** start EXTRACTED DATA **
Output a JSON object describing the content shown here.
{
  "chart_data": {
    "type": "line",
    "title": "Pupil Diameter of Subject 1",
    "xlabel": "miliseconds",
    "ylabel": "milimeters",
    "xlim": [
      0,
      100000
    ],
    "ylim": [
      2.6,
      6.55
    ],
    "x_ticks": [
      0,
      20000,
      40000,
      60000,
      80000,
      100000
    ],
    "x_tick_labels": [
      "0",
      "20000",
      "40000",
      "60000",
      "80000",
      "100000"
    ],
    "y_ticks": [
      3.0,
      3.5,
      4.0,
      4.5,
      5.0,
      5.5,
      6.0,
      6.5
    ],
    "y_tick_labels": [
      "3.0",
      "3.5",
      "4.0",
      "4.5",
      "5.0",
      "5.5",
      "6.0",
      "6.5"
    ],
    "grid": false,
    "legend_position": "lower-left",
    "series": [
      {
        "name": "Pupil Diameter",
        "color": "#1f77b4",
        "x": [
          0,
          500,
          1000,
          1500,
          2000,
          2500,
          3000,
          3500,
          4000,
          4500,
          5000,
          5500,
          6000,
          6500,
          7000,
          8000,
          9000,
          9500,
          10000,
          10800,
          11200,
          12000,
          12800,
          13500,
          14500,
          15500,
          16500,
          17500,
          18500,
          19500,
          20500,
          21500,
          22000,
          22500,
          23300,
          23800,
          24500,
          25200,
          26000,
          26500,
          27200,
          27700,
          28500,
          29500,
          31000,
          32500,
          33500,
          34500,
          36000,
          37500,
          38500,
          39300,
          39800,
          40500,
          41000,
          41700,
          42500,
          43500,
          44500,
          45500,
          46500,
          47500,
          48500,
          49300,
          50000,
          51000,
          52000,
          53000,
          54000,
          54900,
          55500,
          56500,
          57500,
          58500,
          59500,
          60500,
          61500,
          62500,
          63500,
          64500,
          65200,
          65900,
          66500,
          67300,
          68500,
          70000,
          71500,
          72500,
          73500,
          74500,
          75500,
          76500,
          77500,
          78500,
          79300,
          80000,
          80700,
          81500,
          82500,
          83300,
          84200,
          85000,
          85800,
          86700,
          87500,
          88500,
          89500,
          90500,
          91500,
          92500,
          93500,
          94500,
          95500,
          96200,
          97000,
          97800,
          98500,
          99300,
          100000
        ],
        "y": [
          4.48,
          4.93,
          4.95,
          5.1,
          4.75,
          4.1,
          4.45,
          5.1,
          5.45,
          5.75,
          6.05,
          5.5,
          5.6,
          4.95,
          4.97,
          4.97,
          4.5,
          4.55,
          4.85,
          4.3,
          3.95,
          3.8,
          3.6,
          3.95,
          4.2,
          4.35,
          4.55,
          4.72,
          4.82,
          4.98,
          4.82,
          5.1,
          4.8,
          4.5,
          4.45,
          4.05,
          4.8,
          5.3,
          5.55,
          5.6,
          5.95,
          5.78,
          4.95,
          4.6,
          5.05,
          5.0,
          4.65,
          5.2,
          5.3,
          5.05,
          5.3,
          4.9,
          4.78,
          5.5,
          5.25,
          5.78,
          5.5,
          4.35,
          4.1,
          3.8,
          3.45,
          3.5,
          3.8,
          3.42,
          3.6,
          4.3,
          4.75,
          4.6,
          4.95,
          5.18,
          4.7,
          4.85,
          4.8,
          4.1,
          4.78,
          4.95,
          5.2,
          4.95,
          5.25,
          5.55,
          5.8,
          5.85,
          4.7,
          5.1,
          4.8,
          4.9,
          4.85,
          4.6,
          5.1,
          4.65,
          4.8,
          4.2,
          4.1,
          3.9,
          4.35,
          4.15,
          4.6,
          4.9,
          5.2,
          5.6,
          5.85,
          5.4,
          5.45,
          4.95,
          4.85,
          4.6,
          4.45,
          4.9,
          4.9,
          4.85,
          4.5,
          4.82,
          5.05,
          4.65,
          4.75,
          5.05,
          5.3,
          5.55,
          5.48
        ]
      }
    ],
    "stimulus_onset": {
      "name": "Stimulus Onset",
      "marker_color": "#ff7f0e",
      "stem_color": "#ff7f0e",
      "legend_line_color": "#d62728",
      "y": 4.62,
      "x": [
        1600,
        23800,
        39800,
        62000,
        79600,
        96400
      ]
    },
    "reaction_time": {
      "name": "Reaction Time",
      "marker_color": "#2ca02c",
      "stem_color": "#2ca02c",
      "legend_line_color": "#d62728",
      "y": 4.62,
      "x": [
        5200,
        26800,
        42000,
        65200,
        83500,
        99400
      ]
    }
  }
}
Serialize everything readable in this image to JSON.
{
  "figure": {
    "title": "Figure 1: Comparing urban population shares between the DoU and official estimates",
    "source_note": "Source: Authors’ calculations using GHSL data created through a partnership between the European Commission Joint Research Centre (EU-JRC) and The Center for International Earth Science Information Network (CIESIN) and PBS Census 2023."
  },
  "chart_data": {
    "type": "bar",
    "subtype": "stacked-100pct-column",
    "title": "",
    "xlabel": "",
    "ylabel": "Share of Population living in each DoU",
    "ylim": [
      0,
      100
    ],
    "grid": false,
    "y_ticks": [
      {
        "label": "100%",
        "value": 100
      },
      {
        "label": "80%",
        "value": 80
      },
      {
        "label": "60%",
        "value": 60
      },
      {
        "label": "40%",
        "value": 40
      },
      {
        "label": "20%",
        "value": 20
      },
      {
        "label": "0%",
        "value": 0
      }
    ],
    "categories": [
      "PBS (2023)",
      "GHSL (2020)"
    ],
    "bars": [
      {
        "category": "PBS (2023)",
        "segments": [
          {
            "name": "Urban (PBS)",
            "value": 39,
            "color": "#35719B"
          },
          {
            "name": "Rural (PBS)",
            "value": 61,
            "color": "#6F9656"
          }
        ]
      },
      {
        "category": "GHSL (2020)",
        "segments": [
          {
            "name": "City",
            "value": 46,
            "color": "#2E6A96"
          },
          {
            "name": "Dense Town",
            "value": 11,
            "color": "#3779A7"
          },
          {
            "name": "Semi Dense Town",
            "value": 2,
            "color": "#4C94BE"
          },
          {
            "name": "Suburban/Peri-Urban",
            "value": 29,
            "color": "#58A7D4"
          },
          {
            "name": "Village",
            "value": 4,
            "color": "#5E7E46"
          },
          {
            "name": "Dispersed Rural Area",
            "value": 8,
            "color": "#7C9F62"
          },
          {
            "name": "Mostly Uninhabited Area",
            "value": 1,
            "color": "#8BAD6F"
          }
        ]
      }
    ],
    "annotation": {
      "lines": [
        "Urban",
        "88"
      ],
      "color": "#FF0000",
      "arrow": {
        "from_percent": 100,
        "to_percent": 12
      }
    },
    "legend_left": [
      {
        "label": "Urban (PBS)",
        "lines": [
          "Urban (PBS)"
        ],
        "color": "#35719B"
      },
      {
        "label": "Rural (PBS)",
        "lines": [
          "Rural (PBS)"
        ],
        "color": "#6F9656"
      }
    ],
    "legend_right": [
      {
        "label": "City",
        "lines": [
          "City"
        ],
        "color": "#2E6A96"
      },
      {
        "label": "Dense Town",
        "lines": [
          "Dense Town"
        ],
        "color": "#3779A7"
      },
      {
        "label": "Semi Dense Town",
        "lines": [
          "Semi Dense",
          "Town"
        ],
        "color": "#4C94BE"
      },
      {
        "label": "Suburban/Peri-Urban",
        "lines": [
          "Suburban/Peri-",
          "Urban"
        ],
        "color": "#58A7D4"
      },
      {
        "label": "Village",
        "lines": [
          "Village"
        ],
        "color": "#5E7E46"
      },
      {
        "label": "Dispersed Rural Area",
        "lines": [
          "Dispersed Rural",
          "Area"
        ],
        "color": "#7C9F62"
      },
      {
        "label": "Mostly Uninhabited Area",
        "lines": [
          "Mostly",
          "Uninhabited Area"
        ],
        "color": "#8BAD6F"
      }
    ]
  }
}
** end EXTRACTED DATA **
*AIM OF THE TASK*: Every line of the records that includes the word "Mostly" should be gathered.

*ANSWER TO THIS PROBLEM*:
            "name": "Mostly Uninhabited Area",
        "label": "Mostly Uninhabited Area",
          "Mostly",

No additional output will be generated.